-- Exercise requirements --
Output the data below in full, character for character.

(Records of document pages)
◆ ◆ ◆ ◆ ◆

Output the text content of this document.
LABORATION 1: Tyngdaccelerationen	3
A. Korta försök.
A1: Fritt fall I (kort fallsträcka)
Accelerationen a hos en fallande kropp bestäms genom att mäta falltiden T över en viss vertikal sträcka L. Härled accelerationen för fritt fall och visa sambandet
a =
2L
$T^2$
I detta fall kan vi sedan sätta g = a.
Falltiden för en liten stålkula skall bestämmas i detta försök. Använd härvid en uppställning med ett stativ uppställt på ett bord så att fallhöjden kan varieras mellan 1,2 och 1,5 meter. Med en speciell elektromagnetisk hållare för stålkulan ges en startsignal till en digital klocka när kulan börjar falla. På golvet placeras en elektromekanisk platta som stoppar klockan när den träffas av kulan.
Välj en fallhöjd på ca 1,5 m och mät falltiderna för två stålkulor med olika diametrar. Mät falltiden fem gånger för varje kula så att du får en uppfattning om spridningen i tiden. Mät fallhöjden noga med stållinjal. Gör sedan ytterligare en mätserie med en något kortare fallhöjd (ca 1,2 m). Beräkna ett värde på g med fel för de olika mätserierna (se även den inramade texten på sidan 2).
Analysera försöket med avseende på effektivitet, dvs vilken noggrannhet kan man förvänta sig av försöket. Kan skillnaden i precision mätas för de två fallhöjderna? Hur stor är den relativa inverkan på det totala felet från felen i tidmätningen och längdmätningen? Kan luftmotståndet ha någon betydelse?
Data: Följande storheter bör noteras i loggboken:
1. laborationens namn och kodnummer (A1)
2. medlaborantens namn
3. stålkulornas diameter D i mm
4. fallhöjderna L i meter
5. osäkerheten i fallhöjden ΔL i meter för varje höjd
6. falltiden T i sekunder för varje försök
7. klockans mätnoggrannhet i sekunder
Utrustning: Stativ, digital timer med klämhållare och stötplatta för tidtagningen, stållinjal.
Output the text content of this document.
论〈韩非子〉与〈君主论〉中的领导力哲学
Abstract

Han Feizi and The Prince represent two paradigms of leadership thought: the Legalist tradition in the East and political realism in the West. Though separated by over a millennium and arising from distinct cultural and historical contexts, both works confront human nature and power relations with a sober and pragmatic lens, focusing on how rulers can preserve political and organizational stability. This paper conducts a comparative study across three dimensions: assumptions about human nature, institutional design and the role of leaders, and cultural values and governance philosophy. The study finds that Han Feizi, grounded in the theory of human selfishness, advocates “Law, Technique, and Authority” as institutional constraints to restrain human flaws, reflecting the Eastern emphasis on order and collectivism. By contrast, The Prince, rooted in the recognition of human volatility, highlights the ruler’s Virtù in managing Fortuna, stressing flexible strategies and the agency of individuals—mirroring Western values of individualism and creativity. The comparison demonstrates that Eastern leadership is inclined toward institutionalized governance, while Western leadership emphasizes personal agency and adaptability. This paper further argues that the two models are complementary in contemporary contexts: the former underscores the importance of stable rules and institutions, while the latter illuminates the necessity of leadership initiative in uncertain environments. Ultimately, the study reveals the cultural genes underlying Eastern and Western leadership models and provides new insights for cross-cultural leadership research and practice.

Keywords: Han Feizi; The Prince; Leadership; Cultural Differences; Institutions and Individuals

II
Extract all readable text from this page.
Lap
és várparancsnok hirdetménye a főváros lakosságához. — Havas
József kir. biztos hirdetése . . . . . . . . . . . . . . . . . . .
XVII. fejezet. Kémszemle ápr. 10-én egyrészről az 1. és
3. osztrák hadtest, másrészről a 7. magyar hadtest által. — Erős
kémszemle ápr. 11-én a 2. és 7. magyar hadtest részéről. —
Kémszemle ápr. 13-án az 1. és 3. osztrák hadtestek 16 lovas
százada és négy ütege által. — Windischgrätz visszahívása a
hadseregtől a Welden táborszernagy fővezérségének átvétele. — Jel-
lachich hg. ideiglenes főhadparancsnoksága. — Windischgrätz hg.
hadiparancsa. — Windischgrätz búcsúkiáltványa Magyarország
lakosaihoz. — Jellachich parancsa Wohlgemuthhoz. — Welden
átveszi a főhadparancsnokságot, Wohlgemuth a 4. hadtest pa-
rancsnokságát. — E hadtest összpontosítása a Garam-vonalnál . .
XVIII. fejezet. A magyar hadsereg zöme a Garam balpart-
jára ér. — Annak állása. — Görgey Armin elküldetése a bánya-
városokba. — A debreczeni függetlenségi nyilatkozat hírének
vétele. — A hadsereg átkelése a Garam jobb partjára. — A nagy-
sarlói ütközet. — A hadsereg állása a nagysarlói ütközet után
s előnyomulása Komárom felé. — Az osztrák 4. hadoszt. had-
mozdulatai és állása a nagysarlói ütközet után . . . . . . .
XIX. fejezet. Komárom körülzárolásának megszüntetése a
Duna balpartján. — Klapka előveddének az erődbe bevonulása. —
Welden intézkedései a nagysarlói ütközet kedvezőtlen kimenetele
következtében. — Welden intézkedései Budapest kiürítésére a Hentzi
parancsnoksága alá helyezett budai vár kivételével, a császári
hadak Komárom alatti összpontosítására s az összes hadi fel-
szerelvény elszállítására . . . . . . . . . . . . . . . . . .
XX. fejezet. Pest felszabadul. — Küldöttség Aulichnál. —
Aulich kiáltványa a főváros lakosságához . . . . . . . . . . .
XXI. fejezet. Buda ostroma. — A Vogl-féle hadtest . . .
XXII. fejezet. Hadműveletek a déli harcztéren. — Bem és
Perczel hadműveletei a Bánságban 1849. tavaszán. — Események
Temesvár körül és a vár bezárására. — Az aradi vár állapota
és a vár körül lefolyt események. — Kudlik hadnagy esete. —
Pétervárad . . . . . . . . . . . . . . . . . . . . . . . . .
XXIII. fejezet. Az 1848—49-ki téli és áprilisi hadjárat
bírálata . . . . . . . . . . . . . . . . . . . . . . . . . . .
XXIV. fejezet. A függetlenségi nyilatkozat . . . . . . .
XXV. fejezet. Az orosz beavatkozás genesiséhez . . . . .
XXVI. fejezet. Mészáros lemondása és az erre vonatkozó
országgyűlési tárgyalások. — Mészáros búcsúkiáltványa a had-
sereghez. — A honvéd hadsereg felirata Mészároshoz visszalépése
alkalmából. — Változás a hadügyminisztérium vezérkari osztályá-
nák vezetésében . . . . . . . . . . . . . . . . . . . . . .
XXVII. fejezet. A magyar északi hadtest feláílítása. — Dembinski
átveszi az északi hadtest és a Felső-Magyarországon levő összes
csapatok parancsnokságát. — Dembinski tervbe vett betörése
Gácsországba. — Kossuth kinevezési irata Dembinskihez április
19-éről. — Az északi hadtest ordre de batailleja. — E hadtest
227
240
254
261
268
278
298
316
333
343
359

◆ ◆ ◆ ◆ ◆

-- Output of the task --
Output the text content of this document.
LABORATION 1: Tyngdaccelerationen	3
A. Korta försök.
A1: Fritt fall I (kort fallsträcka)
Accelerationen a hos en fallande kropp bestäms genom att mäta falltiden T över en viss vertikal sträcka L. Härled accelerationen för fritt fall och visa sambandet
a =
2L
$T^2$
I detta fall kan vi sedan sätta g = a.
Falltiden för en liten stålkula skall bestämmas i detta försök. Använd härvid en uppställning med ett stativ uppställt på ett bord så att fallhöjden kan varieras mellan 1,2 och 1,5 meter. Med en speciell elektromagnetisk hållare för stålkulan ges en startsignal till en digital klocka när kulan börjar falla. På golvet placeras en elektromekanisk platta som stoppar klockan när den träffas av kulan.
Välj en fallhöjd på ca 1,5 m och mät falltiderna för två stålkulor med olika diametrar. Mät falltiden fem gånger för varje kula så att du får en uppfattning om spridningen i tiden. Mät fallhöjden noga med stållinjal. Gör sedan ytterligare en mätserie med en något kortare fallhöjd (ca 1,2 m). Beräkna ett värde på g med fel för de olika mätserierna (se även den inramade texten på sidan 2).
Analysera försöket med avseende på effektivitet, dvs vilken noggrannhet kan man förvänta sig av försöket. Kan skillnaden i precision mätas för de två fallhöjderna? Hur stor är den relativa inverkan på det totala felet från felen i tidmätningen och längdmätningen? Kan luftmotståndet ha någon betydelse?
Data: Följande storheter bör noteras i loggboken:
1. laborationens namn och kodnummer (A1)
2. medlaborantens namn
3. stålkulornas diameter D i mm
4. fallhöjderna L i meter
5. osäkerheten i fallhöjden ΔL i meter för varje höjd
6. falltiden T i sekunder för varje försök
7. klockans mätnoggrannhet i sekunder
Utrustning: Stativ, digital timer med klämhållare och stötplatta för tidtagningen, stållinjal.
Output the text content of this document.
论〈韩非子〉与〈君主论〉中的领导力哲学
Abstract

Han Feizi and The Prince represent two paradigms of leadership thought: the Legalist tradition in the East and political realism in the West. Though separated by over a millennium and arising from distinct cultural and historical contexts, both works confront human nature and power relations with a sober and pragmatic lens, focusing on how rulers can preserve political and organizational stability. This paper conducts a comparative study across three dimensions: assumptions about human nature, institutional design and the role of leaders, and cultural values and governance philosophy. The study finds that Han Feizi, grounded in the theory of human selfishness, advocates “Law, Technique, and Authority” as institutional constraints to restrain human flaws, reflecting the Eastern emphasis on order and collectivism. By contrast, The Prince, rooted in the recognition of human volatility, highlights the ruler’s Virtù in managing Fortuna, stressing flexible strategies and the agency of individuals—mirroring Western values of individualism and creativity. The comparison demonstrates that Eastern leadership is inclined toward institutionalized governance, while Western leadership emphasizes personal agency and adaptability. This paper further argues that the two models are complementary in contemporary contexts: the former underscores the importance of stable rules and institutions, while the latter illuminates the necessity of leadership initiative in uncertain environments. Ultimately, the study reveals the cultural genes underlying Eastern and Western leadership models and provides new insights for cross-cultural leadership research and practice.

Keywords: Han Feizi; The Prince; Leadership; Cultural Differences; Institutions and Individuals

II
Extract all readable text from this page.
Lap
és várparancsnok hirdetménye a főváros lakosságához. — Havas
József kir. biztos hirdetése . . . . . . . . . . . . . . . . . . .
XVII. fejezet. Kémszemle ápr. 10-én egyrészről az 1. és
3. osztrák hadtest, másrészről a 7. magyar hadtest által. — Erős
kémszemle ápr. 11-én a 2. és 7. magyar hadtest részéről. —
Kémszemle ápr. 13-án az 1. és 3. osztrák hadtestek 16 lovas
százada és négy ütege által. — Windischgrätz visszahívása a
hadseregtől a Welden táborszernagy fővezérségének átvétele. — Jel-
lachich hg. ideiglenes főhadparancsnoksága. — Windischgrätz hg.
hadiparancsa. — Windischgrätz búcsúkiáltványa Magyarország
lakosaihoz. — Jellachich parancsa Wohlgemuthhoz. — Welden
átveszi a főhadparancsnokságot, Wohlgemuth a 4. hadtest pa-
rancsnokságát. — E hadtest összpontosítása a Garam-vonalnál . .
XVIII. fejezet. A magyar hadsereg zöme a Garam balpart-
jára ér. — Annak állása. — Görgey Armin elküldetése a bánya-
városokba. — A debreczeni függetlenségi nyilatkozat hírének
vétele. — A hadsereg átkelése a Garam jobb partjára. — A nagy-
sarlói ütközet. — A hadsereg állása a nagysarlói ütközet után
s előnyomulása Komárom felé. — Az osztrák 4. hadoszt. had-
mozdulatai és állása a nagysarlói ütközet után . . . . . . .
XIX. fejezet. Komárom körülzárolásának megszüntetése a
Duna balpartján. — Klapka előveddének az erődbe bevonulása. —
Welden intézkedései a nagysarlói ütközet kedvezőtlen kimenetele
következtében. — Welden intézkedései Budapest kiürítésére a Hentzi
parancsnoksága alá helyezett budai vár kivételével, a császári
hadak Komárom alatti összpontosítására s az összes hadi fel-
szerelvény elszállítására . . . . . . . . . . . . . . . . . .
XX. fejezet. Pest felszabadul. — Küldöttség Aulichnál. —
Aulich kiáltványa a főváros lakosságához . . . . . . . . . . .
XXI. fejezet. Buda ostroma. — A Vogl-féle hadtest . . .
XXII. fejezet. Hadműveletek a déli harcztéren. — Bem és
Perczel hadműveletei a Bánságban 1849. tavaszán. — Események
Temesvár körül és a vár bezárására. — Az aradi vár állapota
és a vár körül lefolyt események. — Kudlik hadnagy esete. —
Pétervárad . . . . . . . . . . . . . . . . . . . . . . . . .
XXIII. fejezet. Az 1848—49-ki téli és áprilisi hadjárat
bírálata . . . . . . . . . . . . . . . . . . . . . . . . . . .
XXIV. fejezet. A függetlenségi nyilatkozat . . . . . . .
XXV. fejezet. Az orosz beavatkozás genesiséhez . . . . .
XXVI. fejezet. Mészáros lemondása és az erre vonatkozó
országgyűlési tárgyalások. — Mészáros búcsúkiáltványa a had-
sereghez. — A honvéd hadsereg felirata Mészároshoz visszalépése
alkalmából. — Változás a hadügyminisztérium vezérkari osztályá-
nák vezetésében . . . . . . . . . . . . . . . . . . . . . .
XXVII. fejezet. A magyar északi hadtest feláílítása. — Dembinski
átveszi az északi hadtest és a Felső-Magyarországon levő összes
csapatok parancsnokságát. — Dembinski tervbe vett betörése
Gácsországba. — Kossuth kinevezési irata Dembinskihez április
19-éről. — Az északi hadtest ordre de batailleja. — E hadtest
227
240
254
261
268
278
298
316
333
343
359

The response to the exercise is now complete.